# TASK INPUTS start

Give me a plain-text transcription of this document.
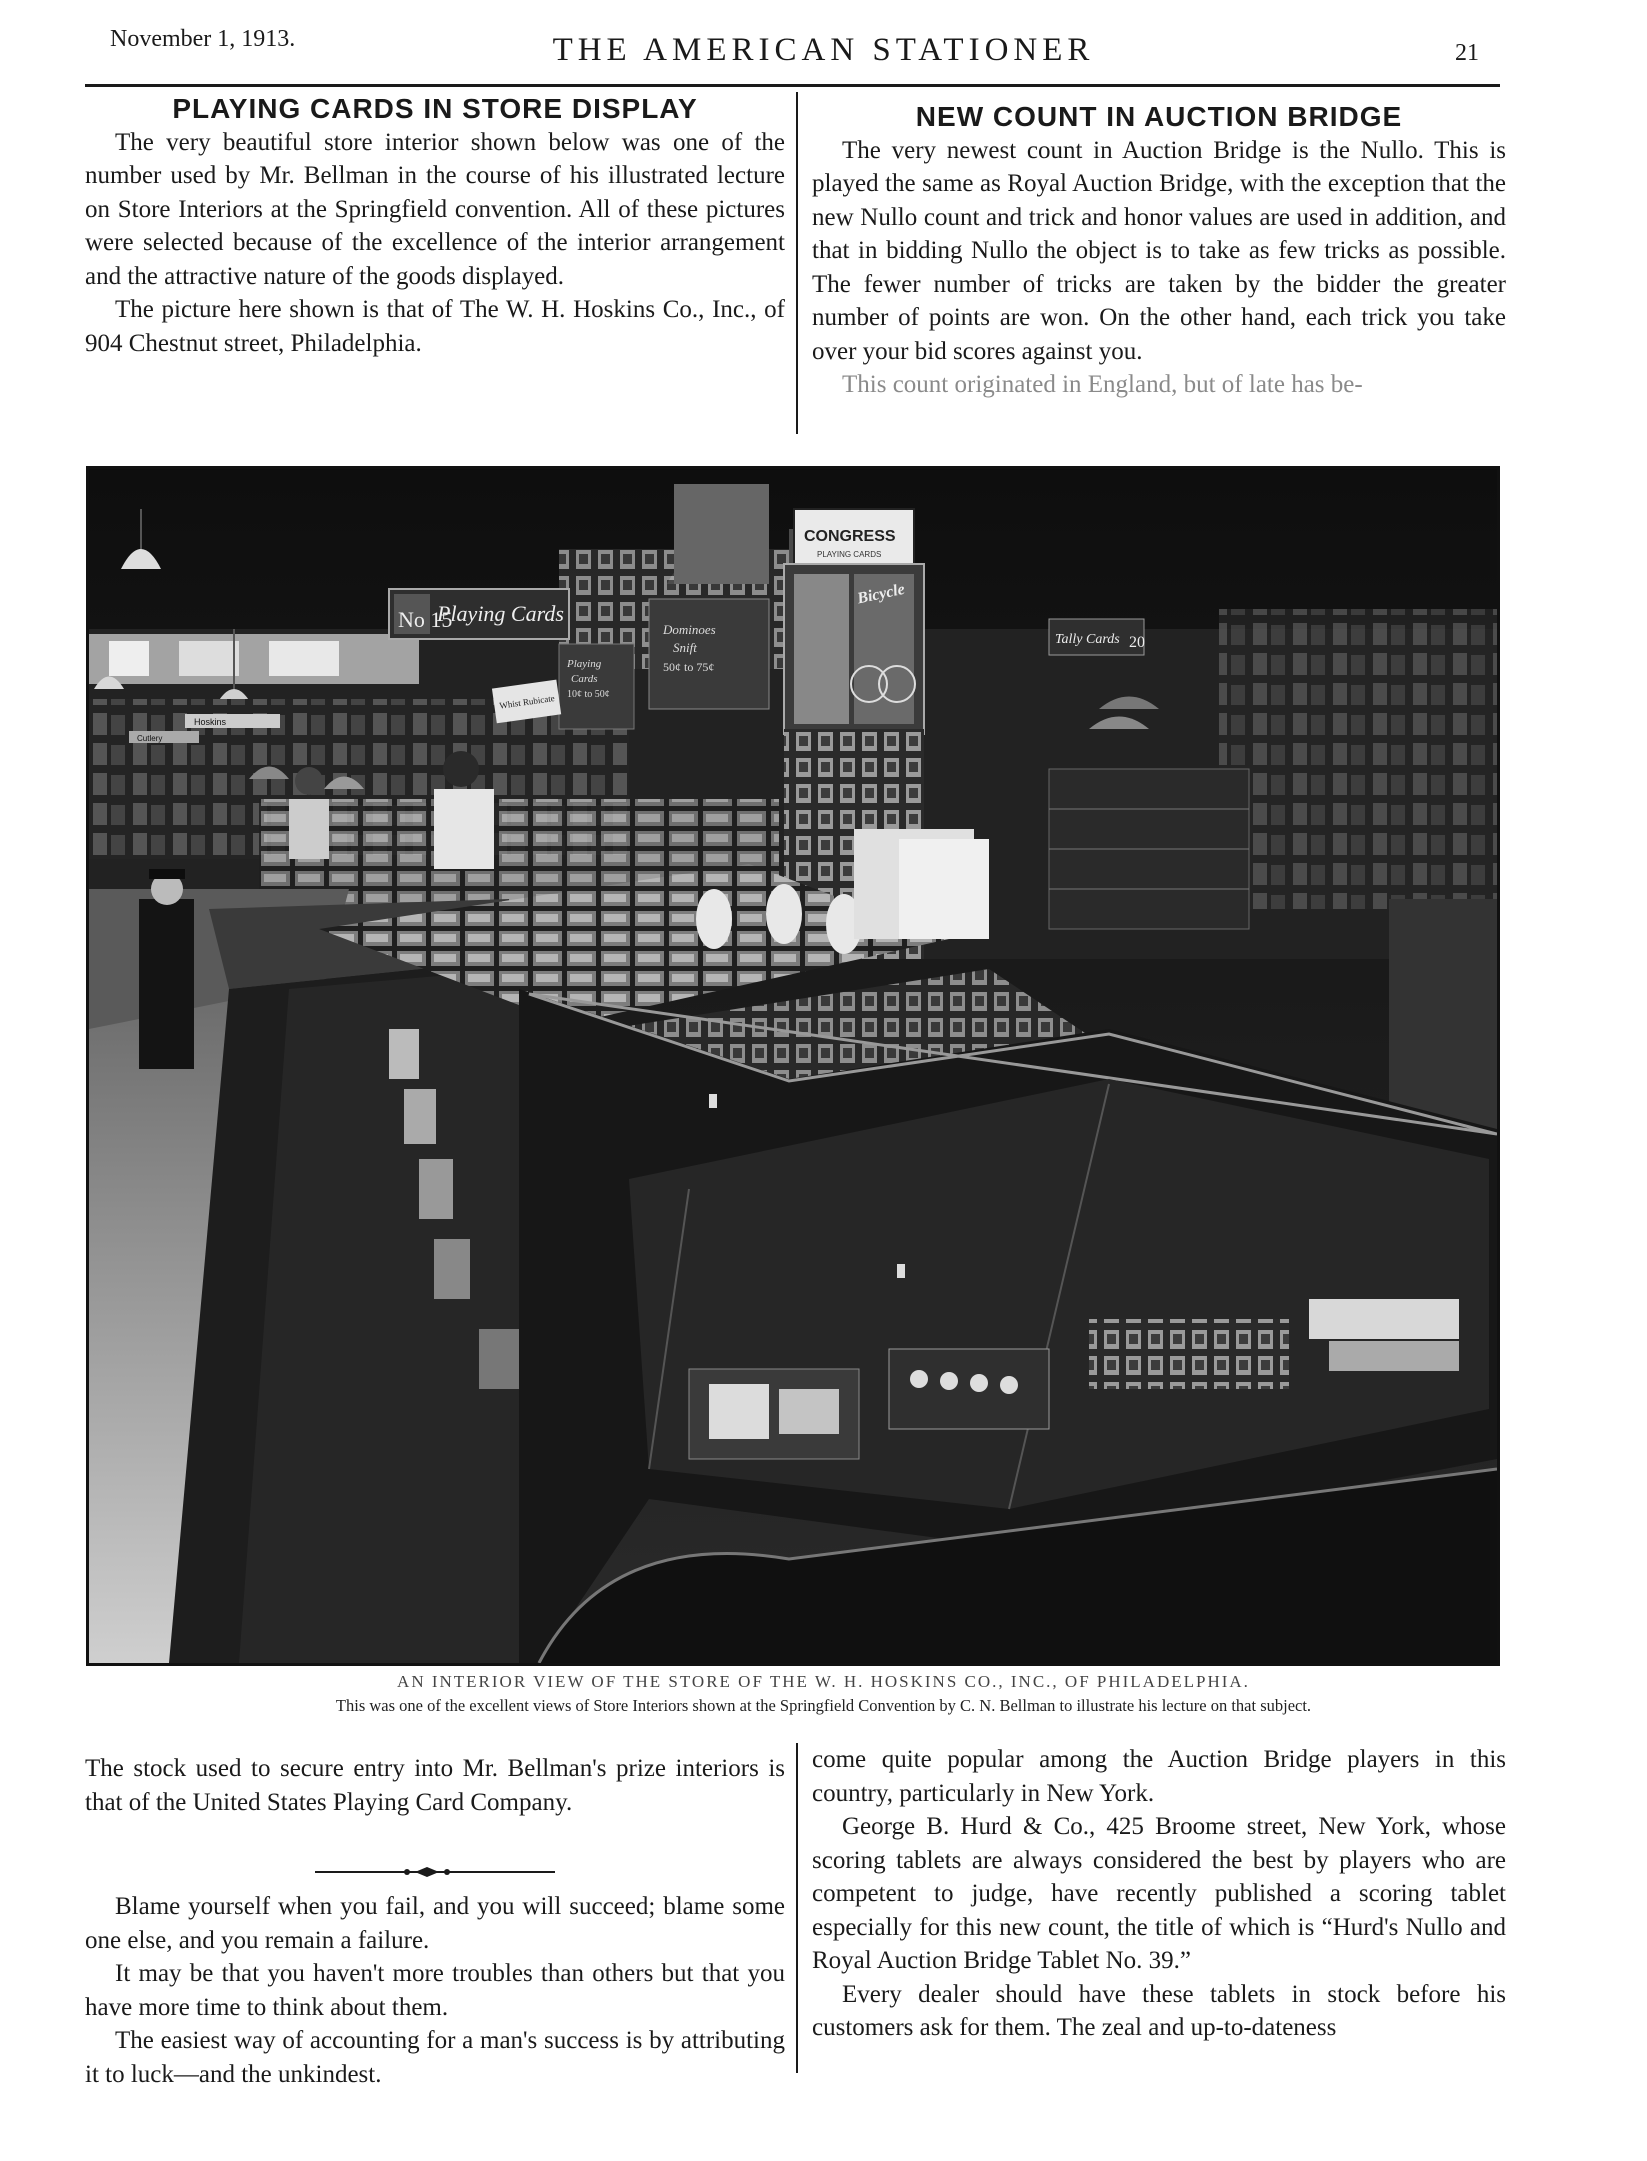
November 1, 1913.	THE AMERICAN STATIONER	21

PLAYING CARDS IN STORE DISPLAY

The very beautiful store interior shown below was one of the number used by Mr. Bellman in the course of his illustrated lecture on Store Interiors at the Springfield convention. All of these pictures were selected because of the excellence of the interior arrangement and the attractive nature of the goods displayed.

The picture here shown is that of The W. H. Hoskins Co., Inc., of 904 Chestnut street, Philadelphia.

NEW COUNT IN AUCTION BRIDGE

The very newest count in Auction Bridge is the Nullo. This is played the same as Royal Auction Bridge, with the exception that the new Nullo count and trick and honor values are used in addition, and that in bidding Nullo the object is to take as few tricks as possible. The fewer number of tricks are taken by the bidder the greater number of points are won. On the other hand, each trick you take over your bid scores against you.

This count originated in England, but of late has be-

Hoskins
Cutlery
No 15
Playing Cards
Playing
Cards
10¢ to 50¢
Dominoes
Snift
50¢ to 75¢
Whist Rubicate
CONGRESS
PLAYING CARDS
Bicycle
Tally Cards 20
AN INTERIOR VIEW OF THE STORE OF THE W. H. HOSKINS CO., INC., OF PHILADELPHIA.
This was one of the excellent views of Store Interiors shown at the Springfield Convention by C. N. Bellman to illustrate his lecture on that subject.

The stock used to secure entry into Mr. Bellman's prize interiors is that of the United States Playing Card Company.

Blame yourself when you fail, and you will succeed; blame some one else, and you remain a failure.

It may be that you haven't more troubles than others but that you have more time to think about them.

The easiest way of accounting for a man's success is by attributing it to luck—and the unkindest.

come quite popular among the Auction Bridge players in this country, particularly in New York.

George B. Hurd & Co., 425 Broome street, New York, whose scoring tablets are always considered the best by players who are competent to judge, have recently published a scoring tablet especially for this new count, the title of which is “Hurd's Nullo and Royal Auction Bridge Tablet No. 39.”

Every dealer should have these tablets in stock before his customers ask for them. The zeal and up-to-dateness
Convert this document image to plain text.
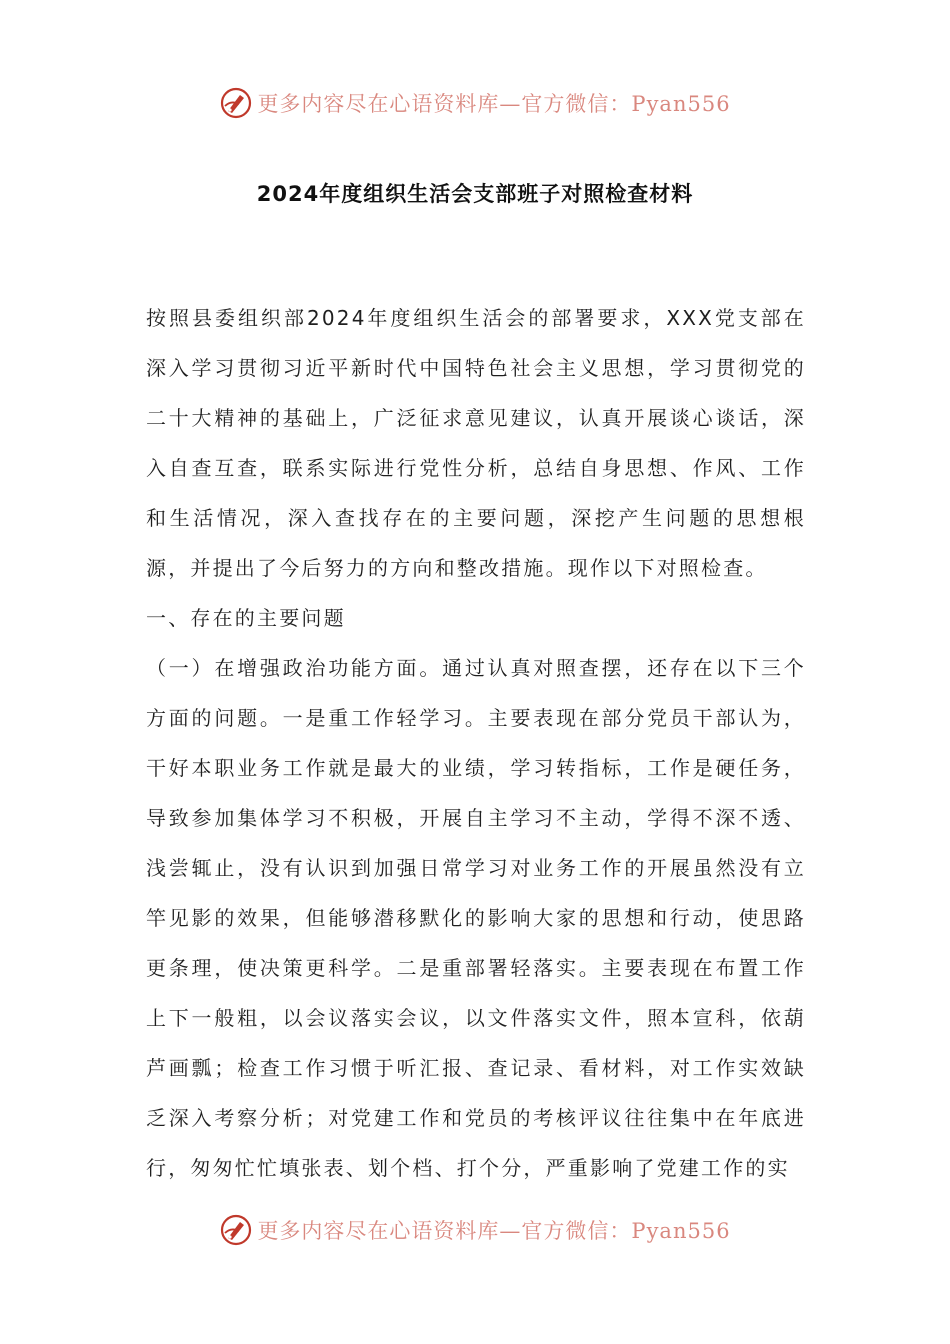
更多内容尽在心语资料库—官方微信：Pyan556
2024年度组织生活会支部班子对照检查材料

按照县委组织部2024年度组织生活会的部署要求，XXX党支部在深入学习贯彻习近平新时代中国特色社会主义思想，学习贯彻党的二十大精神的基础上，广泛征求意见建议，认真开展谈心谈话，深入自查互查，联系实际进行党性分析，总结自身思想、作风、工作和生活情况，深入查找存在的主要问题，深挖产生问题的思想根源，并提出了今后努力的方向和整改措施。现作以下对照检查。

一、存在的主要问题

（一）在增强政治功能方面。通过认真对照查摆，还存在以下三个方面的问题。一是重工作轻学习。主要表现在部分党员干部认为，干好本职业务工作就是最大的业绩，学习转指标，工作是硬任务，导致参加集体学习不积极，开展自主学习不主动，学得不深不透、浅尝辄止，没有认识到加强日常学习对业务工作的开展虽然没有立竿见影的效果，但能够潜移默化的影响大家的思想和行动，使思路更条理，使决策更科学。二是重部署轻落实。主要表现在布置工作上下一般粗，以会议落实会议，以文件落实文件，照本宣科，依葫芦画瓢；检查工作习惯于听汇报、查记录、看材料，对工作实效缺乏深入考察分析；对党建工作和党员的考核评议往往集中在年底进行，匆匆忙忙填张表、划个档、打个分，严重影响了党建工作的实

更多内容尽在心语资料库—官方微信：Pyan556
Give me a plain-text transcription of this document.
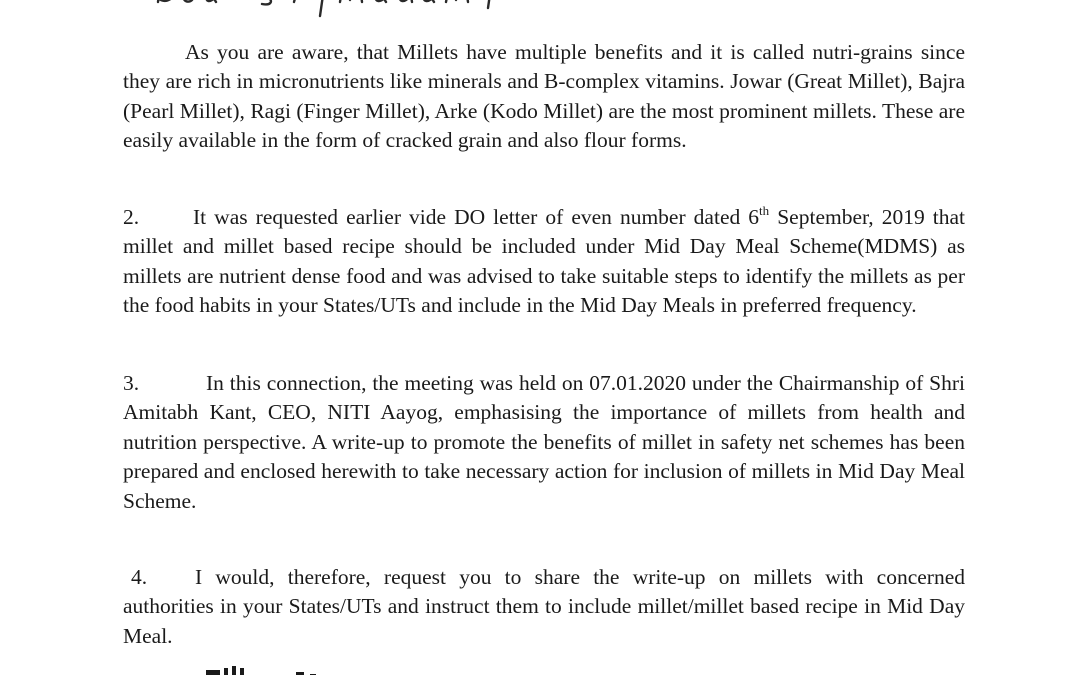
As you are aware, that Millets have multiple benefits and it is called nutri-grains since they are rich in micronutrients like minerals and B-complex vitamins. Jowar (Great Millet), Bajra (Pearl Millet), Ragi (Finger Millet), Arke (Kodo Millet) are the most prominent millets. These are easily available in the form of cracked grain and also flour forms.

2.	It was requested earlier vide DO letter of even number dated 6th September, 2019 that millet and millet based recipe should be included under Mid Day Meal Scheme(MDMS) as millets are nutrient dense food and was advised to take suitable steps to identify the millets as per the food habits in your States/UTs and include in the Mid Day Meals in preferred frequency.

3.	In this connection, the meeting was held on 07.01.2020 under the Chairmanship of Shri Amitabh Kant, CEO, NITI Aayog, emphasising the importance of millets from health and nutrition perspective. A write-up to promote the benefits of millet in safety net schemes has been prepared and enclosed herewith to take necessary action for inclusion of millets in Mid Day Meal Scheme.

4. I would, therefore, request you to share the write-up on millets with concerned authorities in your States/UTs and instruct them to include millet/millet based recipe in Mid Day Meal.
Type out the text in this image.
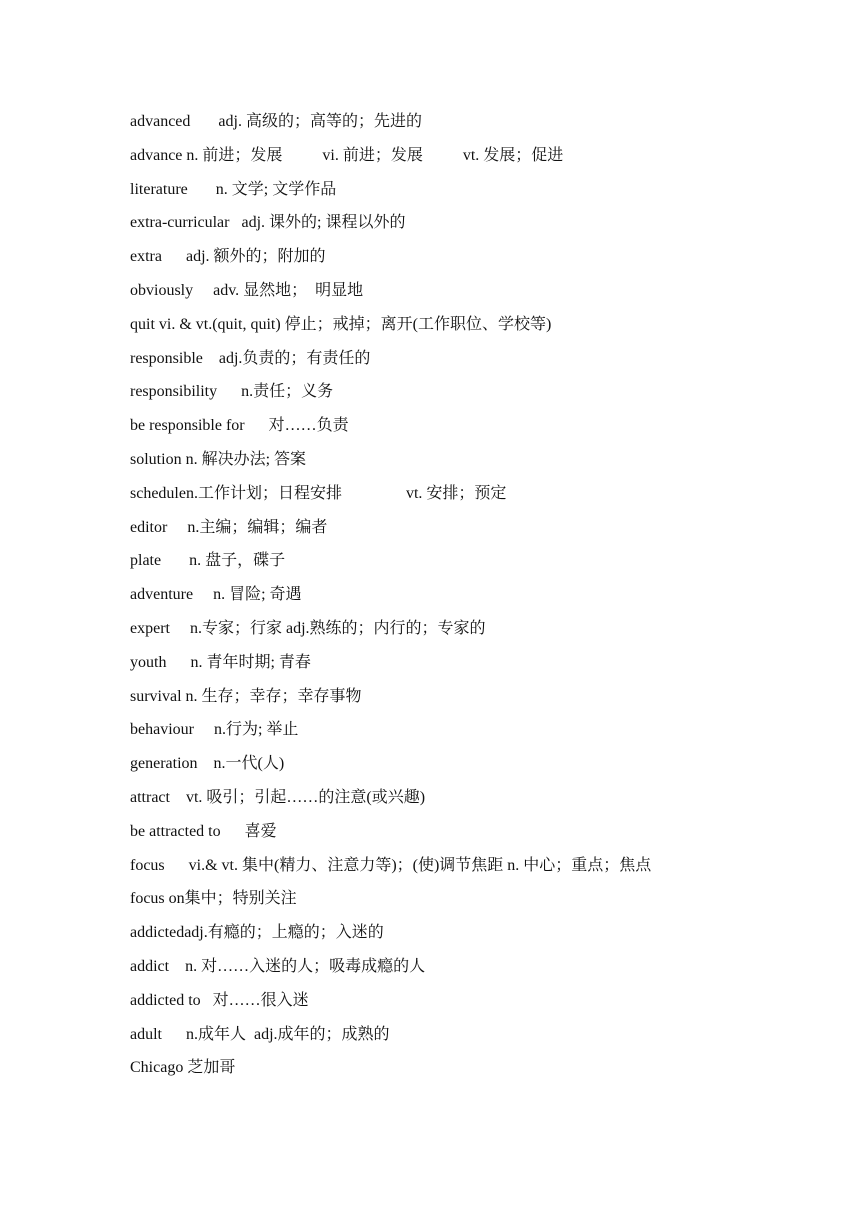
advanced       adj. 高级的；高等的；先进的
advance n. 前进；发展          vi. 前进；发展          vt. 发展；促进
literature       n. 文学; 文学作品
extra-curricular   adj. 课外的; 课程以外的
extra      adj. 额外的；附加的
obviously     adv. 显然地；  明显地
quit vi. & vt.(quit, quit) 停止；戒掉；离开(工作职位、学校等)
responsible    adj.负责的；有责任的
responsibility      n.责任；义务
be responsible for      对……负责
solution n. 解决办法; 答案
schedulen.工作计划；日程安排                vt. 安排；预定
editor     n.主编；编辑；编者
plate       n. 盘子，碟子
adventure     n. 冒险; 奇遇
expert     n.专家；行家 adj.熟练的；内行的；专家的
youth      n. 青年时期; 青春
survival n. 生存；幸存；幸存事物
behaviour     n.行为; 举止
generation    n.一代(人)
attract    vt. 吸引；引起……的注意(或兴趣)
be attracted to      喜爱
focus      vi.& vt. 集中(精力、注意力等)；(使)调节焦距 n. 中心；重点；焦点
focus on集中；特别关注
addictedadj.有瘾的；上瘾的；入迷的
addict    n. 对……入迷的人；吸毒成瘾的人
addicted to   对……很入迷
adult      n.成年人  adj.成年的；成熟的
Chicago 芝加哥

# TASK INPUTS end

WRITTEN INSTRUCTION
Copy out the records above in full, exactly as written, but not the pictures.

FULL RESPONSE
Give me a plain-text transcription of this document.
November 1, 1913.	THE AMERICAN STATIONER	21

PLAYING CARDS IN STORE DISPLAY

The very beautiful store interior shown below was one of the number used by Mr. Bellman in the course of his illustrated lecture on Store Interiors at the Springfield convention. All of these pictures were selected because of the excellence of the interior arrangement and the attractive nature of the goods displayed.

The picture here shown is that of The W. H. Hoskins Co., Inc., of 904 Chestnut street, Philadelphia.

NEW COUNT IN AUCTION BRIDGE

The very newest count in Auction Bridge is the Nullo. This is played the same as Royal Auction Bridge, with the exception that the new Nullo count and trick and honor values are used in addition, and that in bidding Nullo the object is to take as few tricks as possible. The fewer number of tricks are taken by the bidder the greater number of points are won. On the other hand, each trick you take over your bid scores against you.

This count originated in England, but of late has be-

Hoskins
Cutlery
No 15
Playing Cards
Playing
Cards
10¢ to 50¢
Dominoes
Snift
50¢ to 75¢
Whist Rubicate
CONGRESS
PLAYING CARDS
Bicycle
Tally Cards 20
AN INTERIOR VIEW OF THE STORE OF THE W. H. HOSKINS CO., INC., OF PHILADELPHIA.
This was one of the excellent views of Store Interiors shown at the Springfield Convention by C. N. Bellman to illustrate his lecture on that subject.

The stock used to secure entry into Mr. Bellman's prize interiors is that of the United States Playing Card Company.

Blame yourself when you fail, and you will succeed; blame some one else, and you remain a failure.

It may be that you haven't more troubles than others but that you have more time to think about them.

The easiest way of accounting for a man's success is by attributing it to luck—and the unkindest.

come quite popular among the Auction Bridge players in this country, particularly in New York.

George B. Hurd & Co., 425 Broome street, New York, whose scoring tablets are always considered the best by players who are competent to judge, have recently published a scoring tablet especially for this new count, the title of which is “Hurd's Nullo and Royal Auction Bridge Tablet No. 39.”

Every dealer should have these tablets in stock before his customers ask for them. The zeal and up-to-dateness
Convert this document image to plain text.
更多内容尽在心语资料库—官方微信：Pyan556
2024年度组织生活会支部班子对照检查材料

按照县委组织部2024年度组织生活会的部署要求，XXX党支部在深入学习贯彻习近平新时代中国特色社会主义思想，学习贯彻党的二十大精神的基础上，广泛征求意见建议，认真开展谈心谈话，深入自查互查，联系实际进行党性分析，总结自身思想、作风、工作和生活情况，深入查找存在的主要问题，深挖产生问题的思想根源，并提出了今后努力的方向和整改措施。现作以下对照检查。

一、存在的主要问题

（一）在增强政治功能方面。通过认真对照查摆，还存在以下三个方面的问题。一是重工作轻学习。主要表现在部分党员干部认为，干好本职业务工作就是最大的业绩，学习转指标，工作是硬任务，导致参加集体学习不积极，开展自主学习不主动，学得不深不透、浅尝辄止，没有认识到加强日常学习对业务工作的开展虽然没有立竿见影的效果，但能够潜移默化的影响大家的思想和行动，使思路更条理，使决策更科学。二是重部署轻落实。主要表现在布置工作上下一般粗，以会议落实会议，以文件落实文件，照本宣科，依葫芦画瓢；检查工作习惯于听汇报、查记录、看材料，对工作实效缺乏深入考察分析；对党建工作和党员的考核评议往往集中在年底进行，匆匆忙忙填张表、划个档、打个分，严重影响了党建工作的实

更多内容尽在心语资料库—官方微信：Pyan556
Give me a plain-text transcription of this document.
As you are aware, that Millets have multiple benefits and it is called nutri-grains since they are rich in micronutrients like minerals and B-complex vitamins. Jowar (Great Millet), Bajra (Pearl Millet), Ragi (Finger Millet), Arke (Kodo Millet) are the most prominent millets. These are easily available in the form of cracked grain and also flour forms.

2.	It was requested earlier vide DO letter of even number dated 6th September, 2019 that millet and millet based recipe should be included under Mid Day Meal Scheme(MDMS) as millets are nutrient dense food and was advised to take suitable steps to identify the millets as per the food habits in your States/UTs and include in the Mid Day Meals in preferred frequency.

3.	In this connection, the meeting was held on 07.01.2020 under the Chairmanship of Shri Amitabh Kant, CEO, NITI Aayog, emphasising the importance of millets from health and nutrition perspective. A write-up to promote the benefits of millet in safety net schemes has been prepared and enclosed herewith to take necessary action for inclusion of millets in Mid Day Meal Scheme.

4. I would, therefore, request you to share the write-up on millets with concerned authorities in your States/UTs and instruct them to include millet/millet based recipe in Mid Day Meal.
Type out the text in this image.
advanced       adj. 高级的；高等的；先进的
advance n. 前进；发展          vi. 前进；发展          vt. 发展；促进
literature       n. 文学; 文学作品
extra-curricular   adj. 课外的; 课程以外的
extra      adj. 额外的；附加的
obviously     adv. 显然地；  明显地
quit vi. & vt.(quit, quit) 停止；戒掉；离开(工作职位、学校等)
responsible    adj.负责的；有责任的
responsibility      n.责任；义务
be responsible for      对……负责
solution n. 解决办法; 答案
schedulen.工作计划；日程安排                vt. 安排；预定
editor     n.主编；编辑；编者
plate       n. 盘子，碟子
adventure     n. 冒险; 奇遇
expert     n.专家；行家 adj.熟练的；内行的；专家的
youth      n. 青年时期; 青春
survival n. 生存；幸存；幸存事物
behaviour     n.行为; 举止
generation    n.一代(人)
attract    vt. 吸引；引起……的注意(或兴趣)
be attracted to      喜爱
focus      vi.& vt. 集中(精力、注意力等)；(使)调节焦距 n. 中心；重点；焦点
focus on集中；特别关注
addictedadj.有瘾的；上瘾的；入迷的
addict    n. 对……入迷的人；吸毒成瘾的人
addicted to   对……很入迷
adult      n.成年人  adj.成年的；成熟的
Chicago 芝加哥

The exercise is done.